━━━━━ PROVIDED MATERIAL ━━━━━
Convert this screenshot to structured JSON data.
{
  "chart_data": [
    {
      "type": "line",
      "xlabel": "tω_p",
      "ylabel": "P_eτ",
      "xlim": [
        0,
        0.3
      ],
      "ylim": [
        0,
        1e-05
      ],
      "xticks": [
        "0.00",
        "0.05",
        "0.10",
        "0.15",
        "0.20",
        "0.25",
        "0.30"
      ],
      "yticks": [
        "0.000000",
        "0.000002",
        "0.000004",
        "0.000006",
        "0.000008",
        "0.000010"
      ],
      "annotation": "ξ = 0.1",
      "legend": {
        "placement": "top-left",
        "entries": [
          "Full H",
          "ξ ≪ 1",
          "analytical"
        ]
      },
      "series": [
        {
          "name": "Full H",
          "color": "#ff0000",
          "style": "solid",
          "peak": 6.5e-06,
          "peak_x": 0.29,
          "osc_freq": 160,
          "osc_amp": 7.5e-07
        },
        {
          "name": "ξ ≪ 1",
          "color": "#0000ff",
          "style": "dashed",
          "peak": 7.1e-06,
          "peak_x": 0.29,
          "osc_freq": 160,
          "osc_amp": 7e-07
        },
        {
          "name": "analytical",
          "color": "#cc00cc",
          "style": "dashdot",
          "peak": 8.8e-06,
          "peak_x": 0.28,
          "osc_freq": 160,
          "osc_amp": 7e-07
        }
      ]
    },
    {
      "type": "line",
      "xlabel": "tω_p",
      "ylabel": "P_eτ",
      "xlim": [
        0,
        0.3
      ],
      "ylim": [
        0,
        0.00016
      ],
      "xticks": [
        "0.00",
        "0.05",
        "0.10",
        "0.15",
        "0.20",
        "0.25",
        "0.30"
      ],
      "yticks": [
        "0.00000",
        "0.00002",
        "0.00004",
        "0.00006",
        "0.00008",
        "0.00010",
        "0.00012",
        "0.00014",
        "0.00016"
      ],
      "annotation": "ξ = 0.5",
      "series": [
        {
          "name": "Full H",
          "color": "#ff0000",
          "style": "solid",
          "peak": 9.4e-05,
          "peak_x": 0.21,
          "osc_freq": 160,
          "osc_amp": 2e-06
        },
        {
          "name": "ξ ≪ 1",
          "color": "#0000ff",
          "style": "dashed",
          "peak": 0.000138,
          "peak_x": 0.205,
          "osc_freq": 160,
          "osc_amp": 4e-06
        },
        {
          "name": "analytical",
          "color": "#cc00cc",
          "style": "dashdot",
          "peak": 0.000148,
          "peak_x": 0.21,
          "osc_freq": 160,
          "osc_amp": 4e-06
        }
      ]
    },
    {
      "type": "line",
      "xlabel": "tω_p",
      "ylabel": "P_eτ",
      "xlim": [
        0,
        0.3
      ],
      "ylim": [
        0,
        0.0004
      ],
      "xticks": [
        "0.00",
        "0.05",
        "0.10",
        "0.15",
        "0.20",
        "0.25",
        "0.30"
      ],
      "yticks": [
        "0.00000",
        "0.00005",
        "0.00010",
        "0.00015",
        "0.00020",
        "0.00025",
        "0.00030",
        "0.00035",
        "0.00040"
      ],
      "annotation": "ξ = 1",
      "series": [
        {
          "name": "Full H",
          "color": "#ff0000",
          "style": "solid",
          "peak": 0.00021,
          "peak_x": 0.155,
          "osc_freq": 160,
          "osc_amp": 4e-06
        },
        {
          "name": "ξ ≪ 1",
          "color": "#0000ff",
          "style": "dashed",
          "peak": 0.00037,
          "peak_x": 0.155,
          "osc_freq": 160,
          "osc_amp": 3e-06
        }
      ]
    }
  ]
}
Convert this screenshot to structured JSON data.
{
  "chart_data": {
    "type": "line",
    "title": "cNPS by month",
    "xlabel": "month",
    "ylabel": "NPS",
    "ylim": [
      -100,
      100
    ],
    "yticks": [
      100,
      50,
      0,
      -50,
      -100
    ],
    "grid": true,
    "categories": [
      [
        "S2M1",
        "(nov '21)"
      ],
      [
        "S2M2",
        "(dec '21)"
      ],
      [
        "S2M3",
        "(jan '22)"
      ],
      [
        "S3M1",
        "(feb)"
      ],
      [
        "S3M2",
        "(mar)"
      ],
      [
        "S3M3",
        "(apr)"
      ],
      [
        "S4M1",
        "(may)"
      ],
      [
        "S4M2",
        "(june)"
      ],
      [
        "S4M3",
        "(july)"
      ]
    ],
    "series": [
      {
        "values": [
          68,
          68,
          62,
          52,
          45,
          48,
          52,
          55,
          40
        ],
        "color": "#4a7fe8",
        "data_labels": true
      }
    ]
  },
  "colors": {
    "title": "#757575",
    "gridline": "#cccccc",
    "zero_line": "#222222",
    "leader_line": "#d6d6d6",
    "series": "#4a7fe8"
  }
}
━━━━━
→ WORK INSTRUCTIONS: Reproduce the material in full, with no word added or dropped.

→ ANSWER:
Convert this screenshot to structured JSON data.
{
  "chart_data": [
    {
      "type": "line",
      "xlabel": "tω_p",
      "ylabel": "P_eτ",
      "xlim": [
        0,
        0.3
      ],
      "ylim": [
        0,
        1e-05
      ],
      "xticks": [
        "0.00",
        "0.05",
        "0.10",
        "0.15",
        "0.20",
        "0.25",
        "0.30"
      ],
      "yticks": [
        "0.000000",
        "0.000002",
        "0.000004",
        "0.000006",
        "0.000008",
        "0.000010"
      ],
      "annotation": "ξ = 0.1",
      "legend": {
        "placement": "top-left",
        "entries": [
          "Full H",
          "ξ ≪ 1",
          "analytical"
        ]
      },
      "series": [
        {
          "name": "Full H",
          "color": "#ff0000",
          "style": "solid",
          "peak": 6.5e-06,
          "peak_x": 0.29,
          "osc_freq": 160,
          "osc_amp": 7.5e-07
        },
        {
          "name": "ξ ≪ 1",
          "color": "#0000ff",
          "style": "dashed",
          "peak": 7.1e-06,
          "peak_x": 0.29,
          "osc_freq": 160,
          "osc_amp": 7e-07
        },
        {
          "name": "analytical",
          "color": "#cc00cc",
          "style": "dashdot",
          "peak": 8.8e-06,
          "peak_x": 0.28,
          "osc_freq": 160,
          "osc_amp": 7e-07
        }
      ]
    },
    {
      "type": "line",
      "xlabel": "tω_p",
      "ylabel": "P_eτ",
      "xlim": [
        0,
        0.3
      ],
      "ylim": [
        0,
        0.00016
      ],
      "xticks": [
        "0.00",
        "0.05",
        "0.10",
        "0.15",
        "0.20",
        "0.25",
        "0.30"
      ],
      "yticks": [
        "0.00000",
        "0.00002",
        "0.00004",
        "0.00006",
        "0.00008",
        "0.00010",
        "0.00012",
        "0.00014",
        "0.00016"
      ],
      "annotation": "ξ = 0.5",
      "series": [
        {
          "name": "Full H",
          "color": "#ff0000",
          "style": "solid",
          "peak": 9.4e-05,
          "peak_x": 0.21,
          "osc_freq": 160,
          "osc_amp": 2e-06
        },
        {
          "name": "ξ ≪ 1",
          "color": "#0000ff",
          "style": "dashed",
          "peak": 0.000138,
          "peak_x": 0.205,
          "osc_freq": 160,
          "osc_amp": 4e-06
        },
        {
          "name": "analytical",
          "color": "#cc00cc",
          "style": "dashdot",
          "peak": 0.000148,
          "peak_x": 0.21,
          "osc_freq": 160,
          "osc_amp": 4e-06
        }
      ]
    },
    {
      "type": "line",
      "xlabel": "tω_p",
      "ylabel": "P_eτ",
      "xlim": [
        0,
        0.3
      ],
      "ylim": [
        0,
        0.0004
      ],
      "xticks": [
        "0.00",
        "0.05",
        "0.10",
        "0.15",
        "0.20",
        "0.25",
        "0.30"
      ],
      "yticks": [
        "0.00000",
        "0.00005",
        "0.00010",
        "0.00015",
        "0.00020",
        "0.00025",
        "0.00030",
        "0.00035",
        "0.00040"
      ],
      "annotation": "ξ = 1",
      "series": [
        {
          "name": "Full H",
          "color": "#ff0000",
          "style": "solid",
          "peak": 0.00021,
          "peak_x": 0.155,
          "osc_freq": 160,
          "osc_amp": 4e-06
        },
        {
          "name": "ξ ≪ 1",
          "color": "#0000ff",
          "style": "dashed",
          "peak": 0.00037,
          "peak_x": 0.155,
          "osc_freq": 160,
          "osc_amp": 3e-06
        }
      ]
    }
  ]
}
Convert this screenshot to structured JSON data.
{
  "chart_data": {
    "type": "line",
    "title": "cNPS by month",
    "xlabel": "month",
    "ylabel": "NPS",
    "ylim": [
      -100,
      100
    ],
    "yticks": [
      100,
      50,
      0,
      -50,
      -100
    ],
    "grid": true,
    "categories": [
      [
        "S2M1",
        "(nov '21)"
      ],
      [
        "S2M2",
        "(dec '21)"
      ],
      [
        "S2M3",
        "(jan '22)"
      ],
      [
        "S3M1",
        "(feb)"
      ],
      [
        "S3M2",
        "(mar)"
      ],
      [
        "S3M3",
        "(apr)"
      ],
      [
        "S4M1",
        "(may)"
      ],
      [
        "S4M2",
        "(june)"
      ],
      [
        "S4M3",
        "(july)"
      ]
    ],
    "series": [
      {
        "values": [
          68,
          68,
          62,
          52,
          45,
          48,
          52,
          55,
          40
        ],
        "color": "#4a7fe8",
        "data_labels": true
      }
    ]
  },
  "colors": {
    "title": "#757575",
    "gridline": "#cccccc",
    "zero_line": "#222222",
    "leader_line": "#d6d6d6",
    "series": "#4a7fe8"
  }
}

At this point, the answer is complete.